%%

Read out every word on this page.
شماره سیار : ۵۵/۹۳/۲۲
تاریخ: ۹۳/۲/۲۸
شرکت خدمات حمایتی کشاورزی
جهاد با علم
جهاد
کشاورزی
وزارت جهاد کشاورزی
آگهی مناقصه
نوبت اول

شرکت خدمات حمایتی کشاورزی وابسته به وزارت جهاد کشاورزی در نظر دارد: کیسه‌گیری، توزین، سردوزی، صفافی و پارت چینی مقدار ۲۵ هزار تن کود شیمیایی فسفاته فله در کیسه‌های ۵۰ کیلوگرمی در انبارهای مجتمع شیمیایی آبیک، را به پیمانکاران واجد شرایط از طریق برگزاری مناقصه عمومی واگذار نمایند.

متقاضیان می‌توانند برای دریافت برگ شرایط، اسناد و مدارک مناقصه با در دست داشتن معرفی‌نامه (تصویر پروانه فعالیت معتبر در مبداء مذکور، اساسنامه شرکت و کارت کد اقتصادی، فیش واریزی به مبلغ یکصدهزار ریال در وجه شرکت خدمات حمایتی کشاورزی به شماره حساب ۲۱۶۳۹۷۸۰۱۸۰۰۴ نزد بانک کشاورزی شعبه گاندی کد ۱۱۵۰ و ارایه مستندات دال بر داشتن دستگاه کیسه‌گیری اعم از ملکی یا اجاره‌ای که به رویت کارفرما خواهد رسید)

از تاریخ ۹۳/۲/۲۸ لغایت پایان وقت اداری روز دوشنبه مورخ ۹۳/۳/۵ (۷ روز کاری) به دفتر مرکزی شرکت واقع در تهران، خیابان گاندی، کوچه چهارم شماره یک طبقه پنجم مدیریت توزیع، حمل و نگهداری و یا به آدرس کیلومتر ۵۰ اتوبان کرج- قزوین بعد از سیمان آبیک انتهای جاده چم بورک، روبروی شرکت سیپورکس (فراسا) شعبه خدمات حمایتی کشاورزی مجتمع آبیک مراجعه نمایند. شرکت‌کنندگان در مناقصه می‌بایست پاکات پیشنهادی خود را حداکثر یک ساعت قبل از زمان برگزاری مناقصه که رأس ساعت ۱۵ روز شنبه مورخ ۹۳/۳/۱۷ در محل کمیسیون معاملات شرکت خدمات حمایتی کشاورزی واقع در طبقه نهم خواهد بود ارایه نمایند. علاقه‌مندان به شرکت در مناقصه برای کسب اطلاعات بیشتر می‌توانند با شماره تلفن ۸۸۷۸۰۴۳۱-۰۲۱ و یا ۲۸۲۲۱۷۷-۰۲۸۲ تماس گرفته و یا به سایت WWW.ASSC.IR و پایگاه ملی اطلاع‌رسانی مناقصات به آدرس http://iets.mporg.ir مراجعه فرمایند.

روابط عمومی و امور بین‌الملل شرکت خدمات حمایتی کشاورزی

%%
%%

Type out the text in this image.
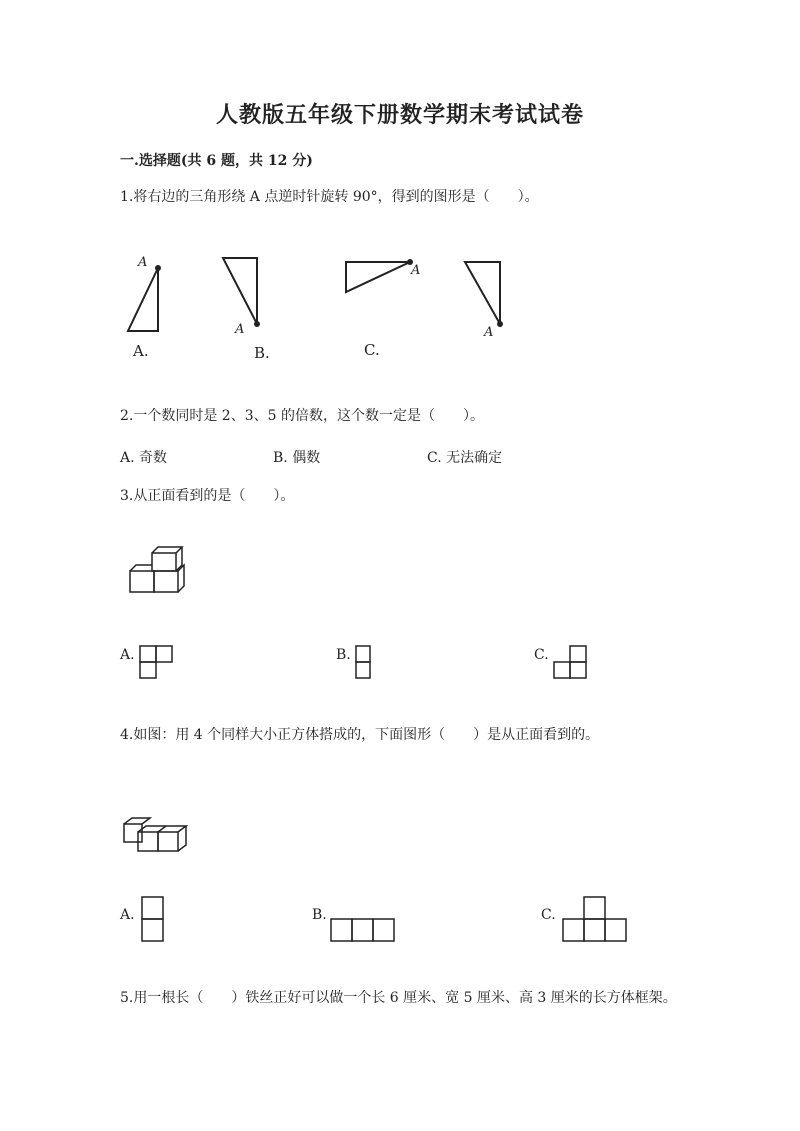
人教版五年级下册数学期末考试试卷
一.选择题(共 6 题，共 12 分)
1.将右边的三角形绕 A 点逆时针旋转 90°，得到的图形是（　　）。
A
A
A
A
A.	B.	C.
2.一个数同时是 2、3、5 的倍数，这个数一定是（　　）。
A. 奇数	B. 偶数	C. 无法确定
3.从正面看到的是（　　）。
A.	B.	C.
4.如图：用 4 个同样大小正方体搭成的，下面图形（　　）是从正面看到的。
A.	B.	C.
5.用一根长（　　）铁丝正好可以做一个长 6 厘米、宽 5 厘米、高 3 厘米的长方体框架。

%%

TASK REQUIREMENTS:
Copy every line from the records above that contains the word "برگزاری".

EXERCISE OUTPUT:
شرکت خدمات حمایتی کشاورزی وابسته به وزارت جهاد کشاورزی در نظر دارد: کیسه‌گیری، توزین، سردوزی، صفافی و پارت چینی مقدار ۲۵ هزار تن کود شیمیایی فسفاته فله در کیسه‌های ۵۰ کیلوگرمی در انبارهای مجتمع شیمیایی آبیک، را به پیمانکاران واجد شرایط از طریق برگزاری مناقصه عمومی واگذار نمایند.
از تاریخ ۹۳/۲/۲۸ لغایت پایان وقت اداری روز دوشنبه مورخ ۹۳/۳/۵ (۷ روز کاری) به دفتر مرکزی شرکت واقع در تهران، خیابان گاندی، کوچه چهارم شماره یک طبقه پنجم مدیریت توزیع، حمل و نگهداری و یا به آدرس کیلومتر ۵۰ اتوبان کرج- قزوین بعد از سیمان آبیک انتهای جاده چم بورک، روبروی شرکت سیپورکس (فراسا) شعبه خدمات حمایتی کشاورزی مجتمع آبیک مراجعه نمایند. شرکت‌کنندگان در مناقصه می‌بایست پاکات پیشنهادی خود را حداکثر یک ساعت قبل از زمان برگزاری مناقصه که رأس ساعت ۱۵ روز شنبه مورخ ۹۳/۳/۱۷ در محل کمیسیون معاملات شرکت خدمات حمایتی کشاورزی واقع در طبقه نهم خواهد بود ارایه نمایند. علاقه‌مندان به شرکت در مناقصه برای کسب اطلاعات بیشتر می‌توانند با شماره تلفن ۸۸۷۸۰۴۳۱-۰۲۱ و یا ۲۸۲۲۱۷۷-۰۲۸۲ تماس گرفته و یا به سایت WWW.ASSC.IR و پایگاه ملی اطلاع‌رسانی مناقصات به آدرس http://iets.mporg.ir مراجعه فرمایند.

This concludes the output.